SET TASK:
What you return should match every record exactly, with the images removed.

** start of RECORDS TO PROCESS **

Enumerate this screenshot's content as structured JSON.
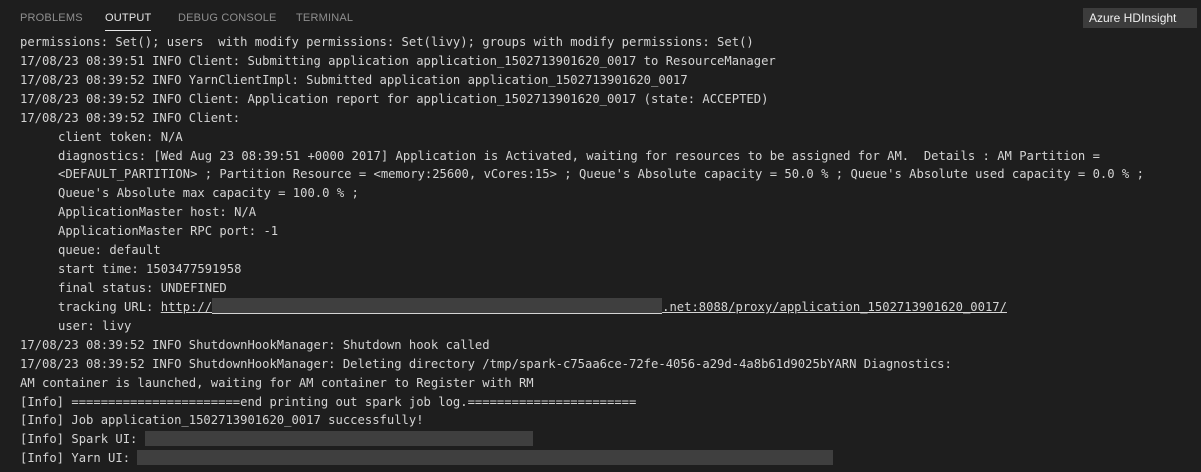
{
  "panel": {
    "tabs": [
      "PROBLEMS",
      "OUTPUT",
      "DEBUG CONSOLE",
      "TERMINAL"
    ],
    "active_tab": "OUTPUT",
    "output_channel": "Azure HDInsight"
  },
  "log": {
    "line_01": "permissions: Set(); users  with modify permissions: Set(livy); groups with modify permissions: Set()",
    "line_02": "17/08/23 08:39:51 INFO Client: Submitting application application_1502713901620_0017 to ResourceManager",
    "line_03": "17/08/23 08:39:52 INFO YarnClientImpl: Submitted application application_1502713901620_0017",
    "line_04": "17/08/23 08:39:52 INFO Client: Application report for application_1502713901620_0017 (state: ACCEPTED)",
    "line_05": "17/08/23 08:39:52 INFO Client:",
    "line_06": "client token: N/A",
    "line_07": "diagnostics: [Wed Aug 23 08:39:51 +0000 2017] Application is Activated, waiting for resources to be assigned for AM.  Details : AM Partition =",
    "line_08": "<DEFAULT_PARTITION> ; Partition Resource = <memory:25600, vCores:15> ; Queue's Absolute capacity = 50.0 % ; Queue's Absolute used capacity = 0.0 % ;",
    "line_09": "Queue's Absolute max capacity = 100.0 % ;",
    "line_10": "ApplicationMaster host: N/A",
    "line_11": "ApplicationMaster RPC port: -1",
    "line_12": "queue: default",
    "line_13": "start time: 1503477591958",
    "line_14": "final status: UNDEFINED",
    "tracking_label": "tracking URL: ",
    "tracking_url_prefix": "http://",
    "tracking_url_suffix": ".net:8088/proxy/application_1502713901620_0017/",
    "line_16": "user: livy",
    "line_17": "17/08/23 08:39:52 INFO ShutdownHookManager: Shutdown hook called",
    "line_18": "17/08/23 08:39:52 INFO ShutdownHookManager: Deleting directory /tmp/spark-c75aa6ce-72fe-4056-a29d-4a8b61d9025bYARN Diagnostics:",
    "line_19": "AM container is launched, waiting for AM container to Register with RM",
    "line_20": "[Info] =======================end printing out spark job log.=======================",
    "line_21": "[Info] Job application_1502713901620_0017 successfully!",
    "spark_ui_label": "[Info] Spark UI: ",
    "yarn_ui_label": "[Info] Yarn UI: "
  },
  "colors": {
    "background": "#1e1e1e",
    "text": "#d4d4d4",
    "tab_inactive": "#8f8f8f",
    "tab_active": "#e7e7e7",
    "dropdown_bg": "#3c3c3c",
    "redaction": "#3f3f3f"
  }
}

** end of RECORDS TO PROCESS **

FINAL RESULT:
Enumerate this screenshot's content as structured JSON.
{
  "panel": {
    "tabs": [
      "PROBLEMS",
      "OUTPUT",
      "DEBUG CONSOLE",
      "TERMINAL"
    ],
    "active_tab": "OUTPUT",
    "output_channel": "Azure HDInsight"
  },
  "log": {
    "line_01": "permissions: Set(); users  with modify permissions: Set(livy); groups with modify permissions: Set()",
    "line_02": "17/08/23 08:39:51 INFO Client: Submitting application application_1502713901620_0017 to ResourceManager",
    "line_03": "17/08/23 08:39:52 INFO YarnClientImpl: Submitted application application_1502713901620_0017",
    "line_04": "17/08/23 08:39:52 INFO Client: Application report for application_1502713901620_0017 (state: ACCEPTED)",
    "line_05": "17/08/23 08:39:52 INFO Client:",
    "line_06": "client token: N/A",
    "line_07": "diagnostics: [Wed Aug 23 08:39:51 +0000 2017] Application is Activated, waiting for resources to be assigned for AM.  Details : AM Partition =",
    "line_08": "<DEFAULT_PARTITION> ; Partition Resource = <memory:25600, vCores:15> ; Queue's Absolute capacity = 50.0 % ; Queue's Absolute used capacity = 0.0 % ;",
    "line_09": "Queue's Absolute max capacity = 100.0 % ;",
    "line_10": "ApplicationMaster host: N/A",
    "line_11": "ApplicationMaster RPC port: -1",
    "line_12": "queue: default",
    "line_13": "start time: 1503477591958",
    "line_14": "final status: UNDEFINED",
    "tracking_label": "tracking URL: ",
    "tracking_url_prefix": "http://",
    "tracking_url_suffix": ".net:8088/proxy/application_1502713901620_0017/",
    "line_16": "user: livy",
    "line_17": "17/08/23 08:39:52 INFO ShutdownHookManager: Shutdown hook called",
    "line_18": "17/08/23 08:39:52 INFO ShutdownHookManager: Deleting directory /tmp/spark-c75aa6ce-72fe-4056-a29d-4a8b61d9025bYARN Diagnostics:",
    "line_19": "AM container is launched, waiting for AM container to Register with RM",
    "line_20": "[Info] =======================end printing out spark job log.=======================",
    "line_21": "[Info] Job application_1502713901620_0017 successfully!",
    "spark_ui_label": "[Info] Spark UI: ",
    "yarn_ui_label": "[Info] Yarn UI: "
  },
  "colors": {
    "background": "#1e1e1e",
    "text": "#d4d4d4",
    "tab_inactive": "#8f8f8f",
    "tab_active": "#e7e7e7",
    "dropdown_bg": "#3c3c3c",
    "redaction": "#3f3f3f"
  }
}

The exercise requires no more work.